## Collected data entries:
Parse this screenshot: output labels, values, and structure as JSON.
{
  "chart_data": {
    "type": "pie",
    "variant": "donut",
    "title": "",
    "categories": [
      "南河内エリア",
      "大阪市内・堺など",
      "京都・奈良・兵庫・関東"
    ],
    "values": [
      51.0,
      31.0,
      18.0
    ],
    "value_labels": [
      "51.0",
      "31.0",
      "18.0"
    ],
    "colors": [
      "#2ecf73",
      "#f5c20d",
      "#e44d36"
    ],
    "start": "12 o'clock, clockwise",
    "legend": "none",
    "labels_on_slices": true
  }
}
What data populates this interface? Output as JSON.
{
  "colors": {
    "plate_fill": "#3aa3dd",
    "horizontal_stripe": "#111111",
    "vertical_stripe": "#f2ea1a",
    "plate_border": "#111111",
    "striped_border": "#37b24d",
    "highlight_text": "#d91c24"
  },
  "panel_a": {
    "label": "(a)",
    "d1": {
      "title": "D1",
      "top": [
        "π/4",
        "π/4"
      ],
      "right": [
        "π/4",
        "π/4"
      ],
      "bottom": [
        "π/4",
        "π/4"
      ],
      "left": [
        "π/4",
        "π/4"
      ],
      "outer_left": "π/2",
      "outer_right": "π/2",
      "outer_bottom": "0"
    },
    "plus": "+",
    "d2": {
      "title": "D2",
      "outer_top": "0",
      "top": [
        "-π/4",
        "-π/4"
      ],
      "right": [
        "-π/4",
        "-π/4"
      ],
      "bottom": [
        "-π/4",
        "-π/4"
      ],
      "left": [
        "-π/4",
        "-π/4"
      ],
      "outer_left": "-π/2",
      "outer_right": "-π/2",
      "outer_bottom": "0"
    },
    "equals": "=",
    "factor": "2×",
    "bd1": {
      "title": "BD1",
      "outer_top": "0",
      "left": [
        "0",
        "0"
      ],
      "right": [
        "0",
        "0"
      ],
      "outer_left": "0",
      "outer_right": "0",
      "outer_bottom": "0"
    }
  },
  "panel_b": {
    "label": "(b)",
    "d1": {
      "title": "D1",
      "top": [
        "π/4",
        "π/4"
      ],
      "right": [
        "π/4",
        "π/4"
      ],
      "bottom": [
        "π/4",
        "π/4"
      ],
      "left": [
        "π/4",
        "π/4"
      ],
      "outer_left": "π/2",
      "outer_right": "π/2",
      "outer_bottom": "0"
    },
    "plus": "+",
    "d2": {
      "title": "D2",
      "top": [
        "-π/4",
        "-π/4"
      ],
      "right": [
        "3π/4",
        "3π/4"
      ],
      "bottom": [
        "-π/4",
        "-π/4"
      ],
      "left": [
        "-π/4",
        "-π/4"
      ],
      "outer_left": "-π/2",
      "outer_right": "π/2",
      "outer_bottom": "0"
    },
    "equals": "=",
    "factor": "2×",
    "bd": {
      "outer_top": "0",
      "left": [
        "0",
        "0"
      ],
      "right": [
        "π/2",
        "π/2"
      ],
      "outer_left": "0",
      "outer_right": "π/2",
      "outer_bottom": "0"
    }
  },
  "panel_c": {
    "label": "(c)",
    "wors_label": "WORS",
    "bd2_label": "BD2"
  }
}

## Written exercise:
Reply with only the number of lines in the entries that contain the word "JSON".

## Expected answer:
2